● Directions
Search the data for the string "reviews" and gather each line it is in.
====== Source material ======
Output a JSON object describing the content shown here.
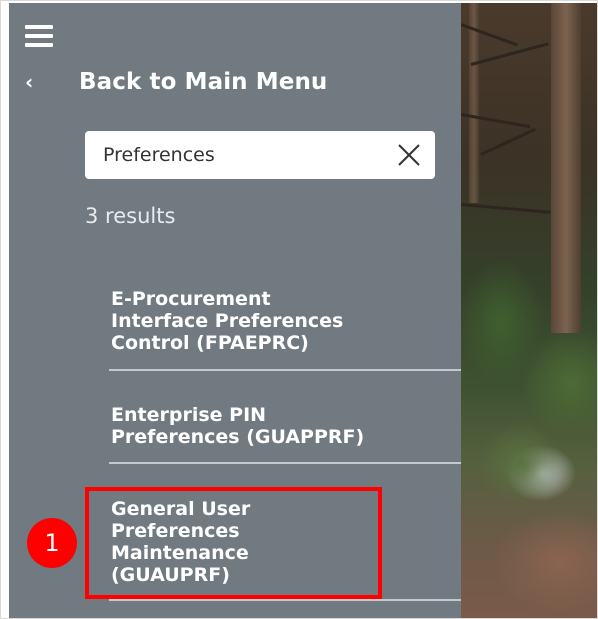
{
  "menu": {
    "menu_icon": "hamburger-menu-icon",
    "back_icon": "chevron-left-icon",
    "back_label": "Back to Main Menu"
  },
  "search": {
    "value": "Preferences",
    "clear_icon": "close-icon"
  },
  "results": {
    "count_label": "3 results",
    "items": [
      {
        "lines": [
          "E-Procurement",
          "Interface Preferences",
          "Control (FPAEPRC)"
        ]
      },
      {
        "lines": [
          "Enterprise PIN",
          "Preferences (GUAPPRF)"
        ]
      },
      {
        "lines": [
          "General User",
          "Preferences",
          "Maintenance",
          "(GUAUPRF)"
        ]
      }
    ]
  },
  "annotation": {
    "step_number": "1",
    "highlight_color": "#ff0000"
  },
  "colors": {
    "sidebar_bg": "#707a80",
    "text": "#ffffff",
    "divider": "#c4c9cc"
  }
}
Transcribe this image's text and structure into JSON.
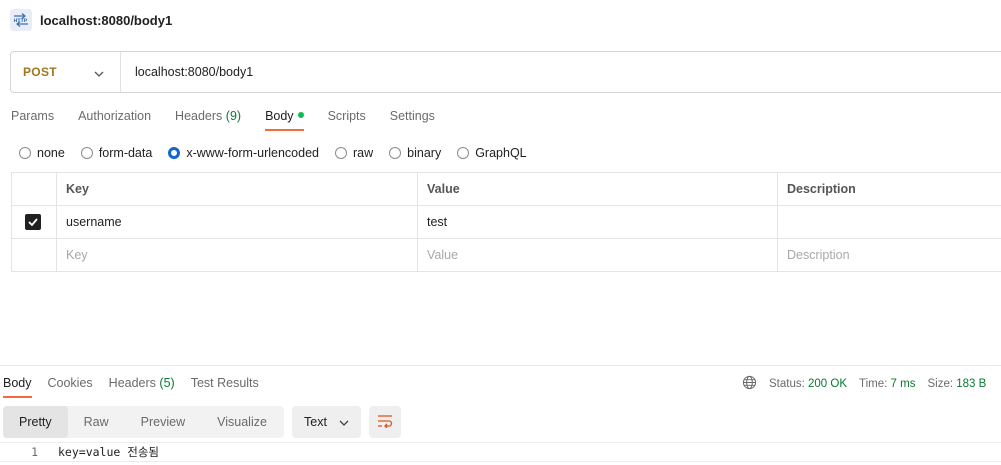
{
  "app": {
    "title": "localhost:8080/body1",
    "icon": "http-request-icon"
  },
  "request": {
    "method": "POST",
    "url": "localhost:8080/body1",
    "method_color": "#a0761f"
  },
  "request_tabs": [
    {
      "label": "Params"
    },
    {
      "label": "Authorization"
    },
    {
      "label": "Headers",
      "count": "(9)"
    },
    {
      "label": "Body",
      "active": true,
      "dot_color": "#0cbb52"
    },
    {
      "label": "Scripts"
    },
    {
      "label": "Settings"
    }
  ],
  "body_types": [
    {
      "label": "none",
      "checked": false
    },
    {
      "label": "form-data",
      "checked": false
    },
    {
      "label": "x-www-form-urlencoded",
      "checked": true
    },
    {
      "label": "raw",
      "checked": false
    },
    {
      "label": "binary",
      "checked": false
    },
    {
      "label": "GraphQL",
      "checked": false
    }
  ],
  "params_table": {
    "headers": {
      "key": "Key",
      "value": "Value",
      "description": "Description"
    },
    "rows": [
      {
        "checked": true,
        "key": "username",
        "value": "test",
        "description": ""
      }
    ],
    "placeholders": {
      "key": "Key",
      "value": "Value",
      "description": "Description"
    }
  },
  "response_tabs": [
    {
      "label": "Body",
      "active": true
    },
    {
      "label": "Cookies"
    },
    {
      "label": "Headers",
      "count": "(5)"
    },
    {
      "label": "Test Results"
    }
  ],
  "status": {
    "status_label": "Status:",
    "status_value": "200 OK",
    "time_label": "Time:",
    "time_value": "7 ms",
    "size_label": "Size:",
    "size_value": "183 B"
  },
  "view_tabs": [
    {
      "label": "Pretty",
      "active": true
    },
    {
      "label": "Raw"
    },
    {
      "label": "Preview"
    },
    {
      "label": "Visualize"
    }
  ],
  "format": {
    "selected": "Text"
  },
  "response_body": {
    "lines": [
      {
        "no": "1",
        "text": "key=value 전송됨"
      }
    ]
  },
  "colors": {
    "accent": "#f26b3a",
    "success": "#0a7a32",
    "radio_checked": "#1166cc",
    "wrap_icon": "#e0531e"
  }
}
======
====== Source material ======
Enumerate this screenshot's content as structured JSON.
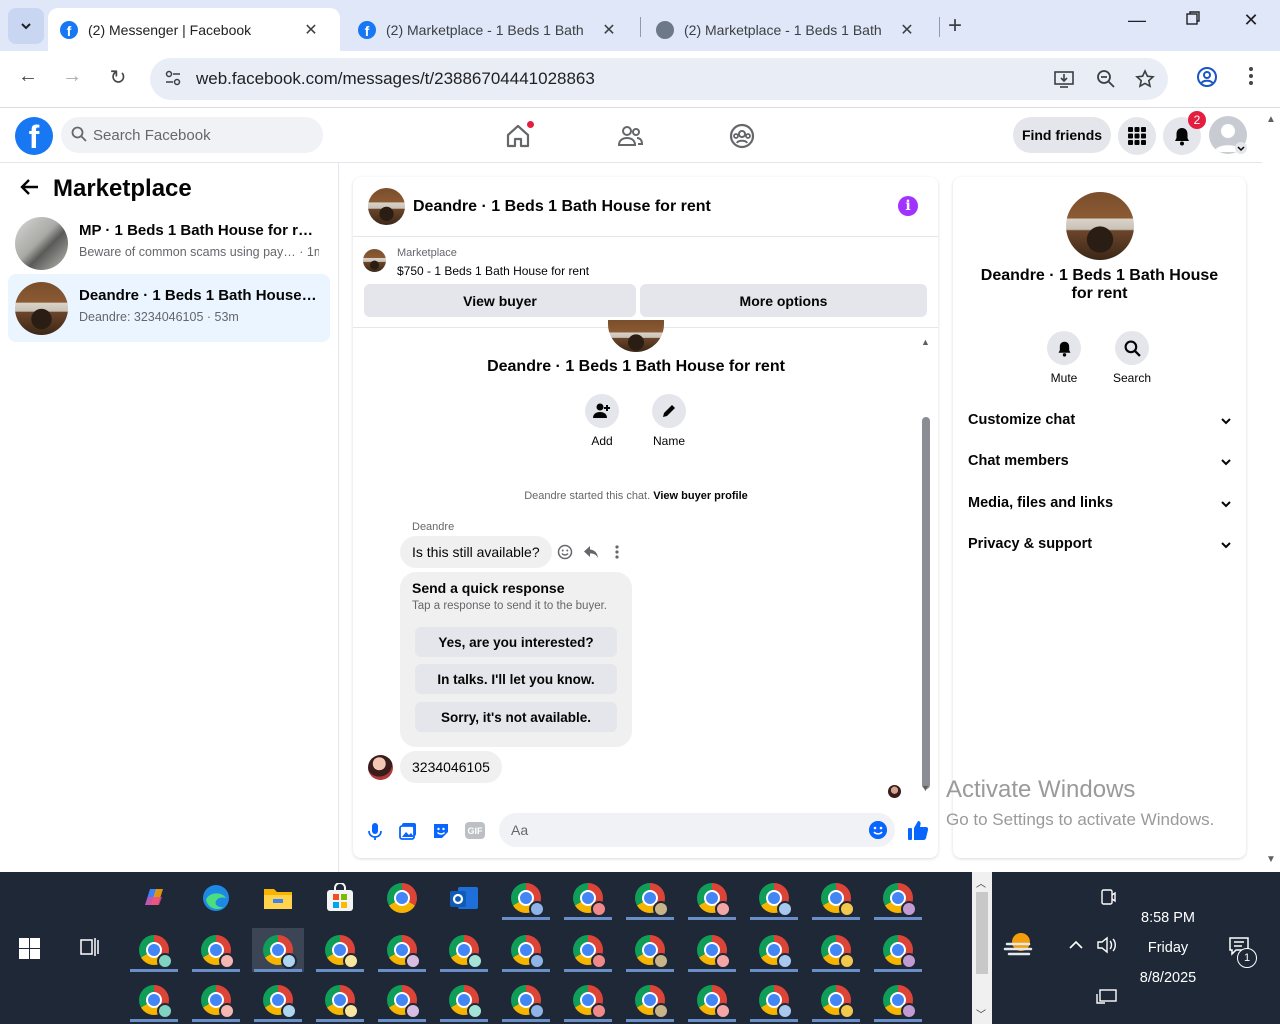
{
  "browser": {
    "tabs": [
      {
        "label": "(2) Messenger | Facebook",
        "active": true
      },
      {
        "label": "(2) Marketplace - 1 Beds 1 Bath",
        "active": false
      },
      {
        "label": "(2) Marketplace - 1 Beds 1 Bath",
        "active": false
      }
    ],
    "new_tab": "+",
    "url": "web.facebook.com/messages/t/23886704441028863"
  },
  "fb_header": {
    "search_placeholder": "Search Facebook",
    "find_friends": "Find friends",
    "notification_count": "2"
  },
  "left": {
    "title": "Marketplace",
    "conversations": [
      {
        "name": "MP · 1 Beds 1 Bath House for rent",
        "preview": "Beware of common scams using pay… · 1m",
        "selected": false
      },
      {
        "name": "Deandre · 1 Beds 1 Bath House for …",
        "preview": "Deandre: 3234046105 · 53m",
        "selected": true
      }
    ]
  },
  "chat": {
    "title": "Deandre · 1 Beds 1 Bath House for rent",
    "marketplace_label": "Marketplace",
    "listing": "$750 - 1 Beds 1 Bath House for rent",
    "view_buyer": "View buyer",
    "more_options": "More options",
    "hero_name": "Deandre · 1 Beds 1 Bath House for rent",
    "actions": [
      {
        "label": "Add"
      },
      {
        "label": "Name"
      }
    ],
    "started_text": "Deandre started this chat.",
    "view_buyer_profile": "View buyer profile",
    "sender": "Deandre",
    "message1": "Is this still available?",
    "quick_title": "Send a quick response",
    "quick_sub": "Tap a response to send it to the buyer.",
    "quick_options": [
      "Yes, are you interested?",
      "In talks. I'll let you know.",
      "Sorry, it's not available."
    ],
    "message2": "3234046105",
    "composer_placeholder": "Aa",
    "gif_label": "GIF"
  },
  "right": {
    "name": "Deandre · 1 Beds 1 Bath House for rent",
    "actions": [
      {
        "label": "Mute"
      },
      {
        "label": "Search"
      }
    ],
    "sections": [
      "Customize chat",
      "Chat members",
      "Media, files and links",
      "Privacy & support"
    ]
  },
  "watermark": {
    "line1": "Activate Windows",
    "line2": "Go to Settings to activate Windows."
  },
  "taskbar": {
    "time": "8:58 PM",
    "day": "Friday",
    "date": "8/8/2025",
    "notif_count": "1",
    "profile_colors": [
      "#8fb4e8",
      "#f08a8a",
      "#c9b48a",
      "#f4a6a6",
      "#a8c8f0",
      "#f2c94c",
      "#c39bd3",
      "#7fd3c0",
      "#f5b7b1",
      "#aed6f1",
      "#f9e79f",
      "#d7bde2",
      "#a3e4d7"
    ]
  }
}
======
====== Source material ======
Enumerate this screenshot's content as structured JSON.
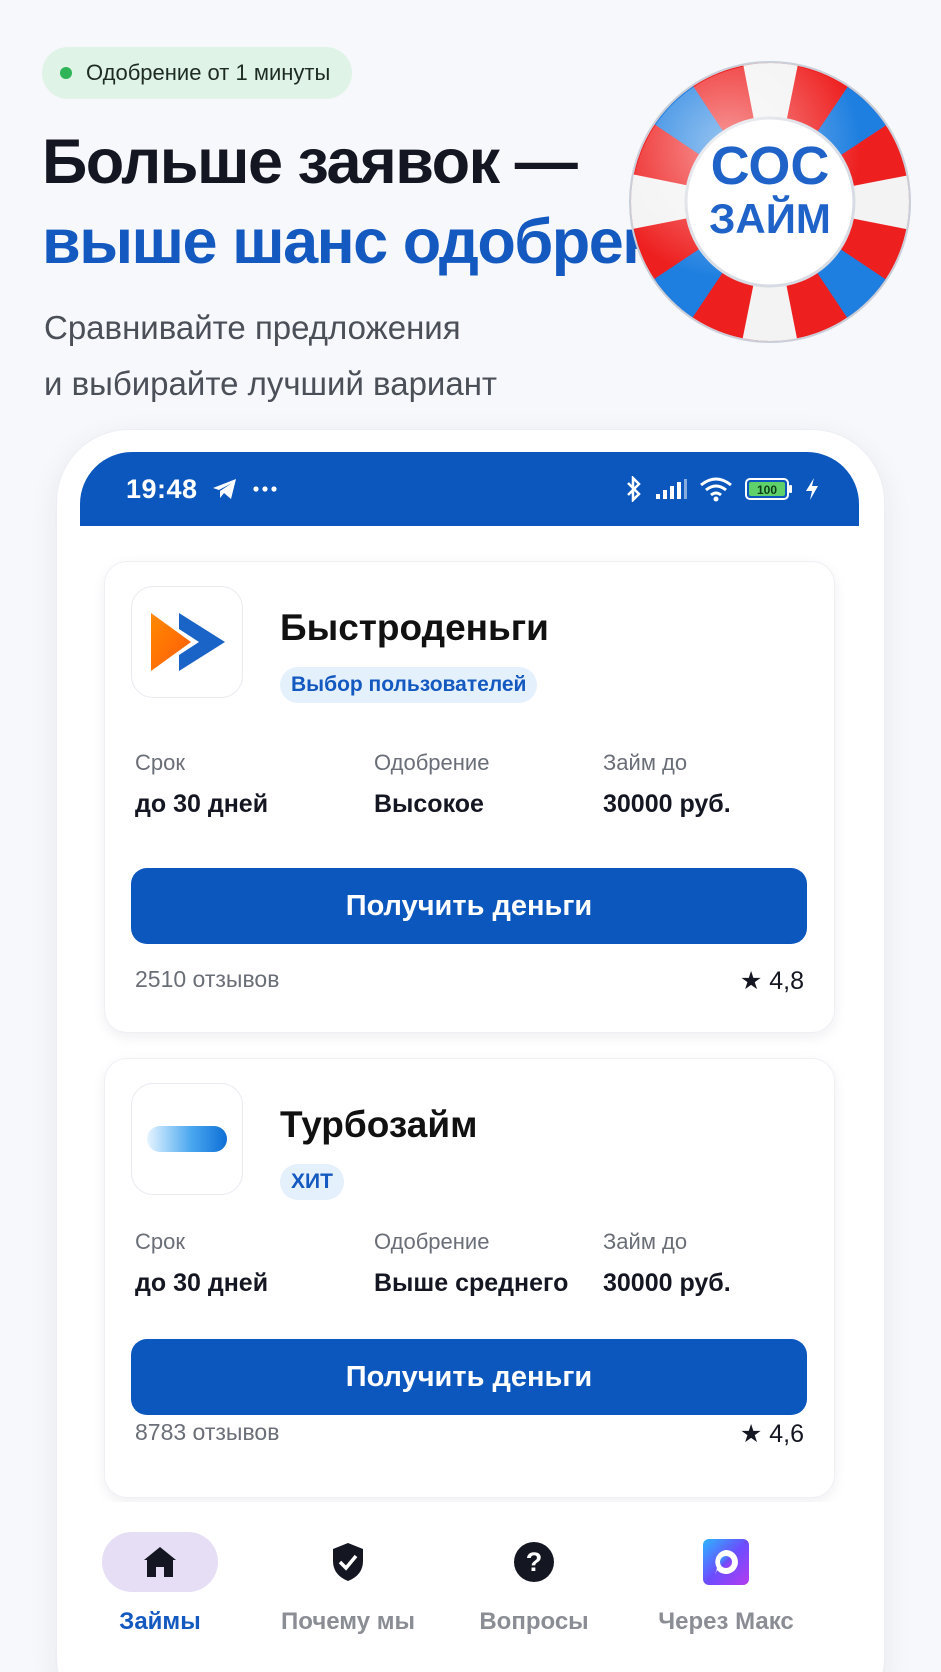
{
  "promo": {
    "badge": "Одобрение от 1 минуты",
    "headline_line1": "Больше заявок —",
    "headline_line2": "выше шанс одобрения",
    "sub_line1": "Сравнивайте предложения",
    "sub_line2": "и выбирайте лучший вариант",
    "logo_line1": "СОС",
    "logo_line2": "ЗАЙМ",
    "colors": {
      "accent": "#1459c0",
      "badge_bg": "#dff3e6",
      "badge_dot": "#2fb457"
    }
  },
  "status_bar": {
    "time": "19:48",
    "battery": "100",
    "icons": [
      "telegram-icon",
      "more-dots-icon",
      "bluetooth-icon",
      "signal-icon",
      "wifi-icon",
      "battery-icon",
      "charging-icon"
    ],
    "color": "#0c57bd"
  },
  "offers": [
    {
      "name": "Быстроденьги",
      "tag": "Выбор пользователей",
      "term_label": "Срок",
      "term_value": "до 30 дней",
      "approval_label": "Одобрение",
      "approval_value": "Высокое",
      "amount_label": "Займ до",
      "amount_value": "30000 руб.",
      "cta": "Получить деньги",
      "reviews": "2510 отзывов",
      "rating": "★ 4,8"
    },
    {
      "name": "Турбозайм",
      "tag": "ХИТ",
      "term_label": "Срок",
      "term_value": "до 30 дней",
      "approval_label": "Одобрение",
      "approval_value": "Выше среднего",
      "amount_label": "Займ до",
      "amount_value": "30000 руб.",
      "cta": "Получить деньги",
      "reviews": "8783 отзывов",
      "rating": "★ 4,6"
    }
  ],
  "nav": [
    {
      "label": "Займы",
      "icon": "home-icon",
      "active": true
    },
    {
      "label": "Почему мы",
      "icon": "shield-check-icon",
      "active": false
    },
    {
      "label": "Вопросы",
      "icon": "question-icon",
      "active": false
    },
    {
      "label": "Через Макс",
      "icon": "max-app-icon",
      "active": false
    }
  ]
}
======
● Answer to this exercise
      "reviews": "2510 отзывов",
      "reviews": "8783 отзывов",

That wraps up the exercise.